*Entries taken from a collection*
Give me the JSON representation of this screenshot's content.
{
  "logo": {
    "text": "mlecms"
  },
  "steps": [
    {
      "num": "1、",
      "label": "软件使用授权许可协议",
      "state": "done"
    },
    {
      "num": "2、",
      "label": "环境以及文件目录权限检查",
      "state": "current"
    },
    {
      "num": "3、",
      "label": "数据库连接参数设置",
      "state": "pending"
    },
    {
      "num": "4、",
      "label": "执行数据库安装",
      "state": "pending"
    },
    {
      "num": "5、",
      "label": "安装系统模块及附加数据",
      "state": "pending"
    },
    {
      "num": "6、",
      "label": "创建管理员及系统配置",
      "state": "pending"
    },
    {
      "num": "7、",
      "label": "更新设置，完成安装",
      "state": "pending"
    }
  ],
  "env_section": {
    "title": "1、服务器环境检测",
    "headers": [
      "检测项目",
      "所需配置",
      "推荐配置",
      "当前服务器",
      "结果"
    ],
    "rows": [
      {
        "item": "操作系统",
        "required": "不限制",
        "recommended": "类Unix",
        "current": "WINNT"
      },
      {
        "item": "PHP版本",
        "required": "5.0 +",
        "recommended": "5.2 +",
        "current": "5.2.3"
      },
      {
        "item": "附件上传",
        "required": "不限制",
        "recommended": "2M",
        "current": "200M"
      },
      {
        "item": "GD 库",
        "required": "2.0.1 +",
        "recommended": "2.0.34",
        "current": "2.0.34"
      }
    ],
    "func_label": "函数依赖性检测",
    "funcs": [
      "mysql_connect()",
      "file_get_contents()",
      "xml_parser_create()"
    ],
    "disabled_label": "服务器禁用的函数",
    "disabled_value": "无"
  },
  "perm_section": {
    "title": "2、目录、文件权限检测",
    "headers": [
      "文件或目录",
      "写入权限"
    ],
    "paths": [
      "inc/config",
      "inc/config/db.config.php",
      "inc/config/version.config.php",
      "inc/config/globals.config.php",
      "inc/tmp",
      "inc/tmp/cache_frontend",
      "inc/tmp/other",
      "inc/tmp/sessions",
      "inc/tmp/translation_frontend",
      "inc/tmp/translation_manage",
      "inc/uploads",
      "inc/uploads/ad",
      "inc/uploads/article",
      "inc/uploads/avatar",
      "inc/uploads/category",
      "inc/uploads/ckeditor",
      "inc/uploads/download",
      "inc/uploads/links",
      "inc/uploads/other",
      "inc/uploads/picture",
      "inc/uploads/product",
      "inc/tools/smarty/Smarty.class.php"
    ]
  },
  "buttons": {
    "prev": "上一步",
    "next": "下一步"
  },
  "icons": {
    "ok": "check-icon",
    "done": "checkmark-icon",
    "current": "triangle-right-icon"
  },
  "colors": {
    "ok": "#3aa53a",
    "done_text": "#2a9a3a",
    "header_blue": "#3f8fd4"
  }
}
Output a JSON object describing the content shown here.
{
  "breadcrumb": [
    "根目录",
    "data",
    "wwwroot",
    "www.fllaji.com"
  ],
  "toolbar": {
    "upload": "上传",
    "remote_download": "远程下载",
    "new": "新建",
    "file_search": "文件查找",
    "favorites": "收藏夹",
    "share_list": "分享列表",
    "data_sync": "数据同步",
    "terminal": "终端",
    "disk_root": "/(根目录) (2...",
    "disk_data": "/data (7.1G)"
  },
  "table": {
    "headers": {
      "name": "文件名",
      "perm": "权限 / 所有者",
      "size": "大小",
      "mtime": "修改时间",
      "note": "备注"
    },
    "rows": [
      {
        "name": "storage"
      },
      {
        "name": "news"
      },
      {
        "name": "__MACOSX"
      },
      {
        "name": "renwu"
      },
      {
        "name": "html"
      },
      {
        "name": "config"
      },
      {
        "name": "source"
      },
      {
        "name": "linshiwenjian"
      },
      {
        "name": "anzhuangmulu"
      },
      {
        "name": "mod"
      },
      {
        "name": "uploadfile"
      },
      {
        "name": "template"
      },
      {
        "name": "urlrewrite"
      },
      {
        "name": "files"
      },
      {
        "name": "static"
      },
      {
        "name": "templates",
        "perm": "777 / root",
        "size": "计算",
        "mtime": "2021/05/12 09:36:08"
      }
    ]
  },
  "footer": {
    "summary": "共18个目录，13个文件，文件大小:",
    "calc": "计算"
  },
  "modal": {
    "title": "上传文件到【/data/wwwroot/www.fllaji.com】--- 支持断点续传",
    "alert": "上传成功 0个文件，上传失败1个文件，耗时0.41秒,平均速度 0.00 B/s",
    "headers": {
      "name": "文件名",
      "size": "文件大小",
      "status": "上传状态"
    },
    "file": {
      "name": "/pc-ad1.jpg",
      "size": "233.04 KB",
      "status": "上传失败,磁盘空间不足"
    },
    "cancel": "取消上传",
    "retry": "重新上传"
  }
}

*The exercise*
Your task is to repeat the data exactly; please include every line.

*Written answer*
Give me the JSON representation of this screenshot's content.
{
  "logo": {
    "text": "mlecms"
  },
  "steps": [
    {
      "num": "1、",
      "label": "软件使用授权许可协议",
      "state": "done"
    },
    {
      "num": "2、",
      "label": "环境以及文件目录权限检查",
      "state": "current"
    },
    {
      "num": "3、",
      "label": "数据库连接参数设置",
      "state": "pending"
    },
    {
      "num": "4、",
      "label": "执行数据库安装",
      "state": "pending"
    },
    {
      "num": "5、",
      "label": "安装系统模块及附加数据",
      "state": "pending"
    },
    {
      "num": "6、",
      "label": "创建管理员及系统配置",
      "state": "pending"
    },
    {
      "num": "7、",
      "label": "更新设置，完成安装",
      "state": "pending"
    }
  ],
  "env_section": {
    "title": "1、服务器环境检测",
    "headers": [
      "检测项目",
      "所需配置",
      "推荐配置",
      "当前服务器",
      "结果"
    ],
    "rows": [
      {
        "item": "操作系统",
        "required": "不限制",
        "recommended": "类Unix",
        "current": "WINNT"
      },
      {
        "item": "PHP版本",
        "required": "5.0 +",
        "recommended": "5.2 +",
        "current": "5.2.3"
      },
      {
        "item": "附件上传",
        "required": "不限制",
        "recommended": "2M",
        "current": "200M"
      },
      {
        "item": "GD 库",
        "required": "2.0.1 +",
        "recommended": "2.0.34",
        "current": "2.0.34"
      }
    ],
    "func_label": "函数依赖性检测",
    "funcs": [
      "mysql_connect()",
      "file_get_contents()",
      "xml_parser_create()"
    ],
    "disabled_label": "服务器禁用的函数",
    "disabled_value": "无"
  },
  "perm_section": {
    "title": "2、目录、文件权限检测",
    "headers": [
      "文件或目录",
      "写入权限"
    ],
    "paths": [
      "inc/config",
      "inc/config/db.config.php",
      "inc/config/version.config.php",
      "inc/config/globals.config.php",
      "inc/tmp",
      "inc/tmp/cache_frontend",
      "inc/tmp/other",
      "inc/tmp/sessions",
      "inc/tmp/translation_frontend",
      "inc/tmp/translation_manage",
      "inc/uploads",
      "inc/uploads/ad",
      "inc/uploads/article",
      "inc/uploads/avatar",
      "inc/uploads/category",
      "inc/uploads/ckeditor",
      "inc/uploads/download",
      "inc/uploads/links",
      "inc/uploads/other",
      "inc/uploads/picture",
      "inc/uploads/product",
      "inc/tools/smarty/Smarty.class.php"
    ]
  },
  "buttons": {
    "prev": "上一步",
    "next": "下一步"
  },
  "icons": {
    "ok": "check-icon",
    "done": "checkmark-icon",
    "current": "triangle-right-icon"
  },
  "colors": {
    "ok": "#3aa53a",
    "done_text": "#2a9a3a",
    "header_blue": "#3f8fd4"
  }
}
Output a JSON object describing the content shown here.
{
  "breadcrumb": [
    "根目录",
    "data",
    "wwwroot",
    "www.fllaji.com"
  ],
  "toolbar": {
    "upload": "上传",
    "remote_download": "远程下载",
    "new": "新建",
    "file_search": "文件查找",
    "favorites": "收藏夹",
    "share_list": "分享列表",
    "data_sync": "数据同步",
    "terminal": "终端",
    "disk_root": "/(根目录) (2...",
    "disk_data": "/data (7.1G)"
  },
  "table": {
    "headers": {
      "name": "文件名",
      "perm": "权限 / 所有者",
      "size": "大小",
      "mtime": "修改时间",
      "note": "备注"
    },
    "rows": [
      {
        "name": "storage"
      },
      {
        "name": "news"
      },
      {
        "name": "__MACOSX"
      },
      {
        "name": "renwu"
      },
      {
        "name": "html"
      },
      {
        "name": "config"
      },
      {
        "name": "source"
      },
      {
        "name": "linshiwenjian"
      },
      {
        "name": "anzhuangmulu"
      },
      {
        "name": "mod"
      },
      {
        "name": "uploadfile"
      },
      {
        "name": "template"
      },
      {
        "name": "urlrewrite"
      },
      {
        "name": "files"
      },
      {
        "name": "static"
      },
      {
        "name": "templates",
        "perm": "777 / root",
        "size": "计算",
        "mtime": "2021/05/12 09:36:08"
      }
    ]
  },
  "footer": {
    "summary": "共18个目录，13个文件，文件大小:",
    "calc": "计算"
  },
  "modal": {
    "title": "上传文件到【/data/wwwroot/www.fllaji.com】--- 支持断点续传",
    "alert": "上传成功 0个文件，上传失败1个文件，耗时0.41秒,平均速度 0.00 B/s",
    "headers": {
      "name": "文件名",
      "size": "文件大小",
      "status": "上传状态"
    },
    "file": {
      "name": "/pc-ad1.jpg",
      "size": "233.04 KB",
      "status": "上传失败,磁盘空间不足"
    },
    "cancel": "取消上传",
    "retry": "重新上传"
  }
}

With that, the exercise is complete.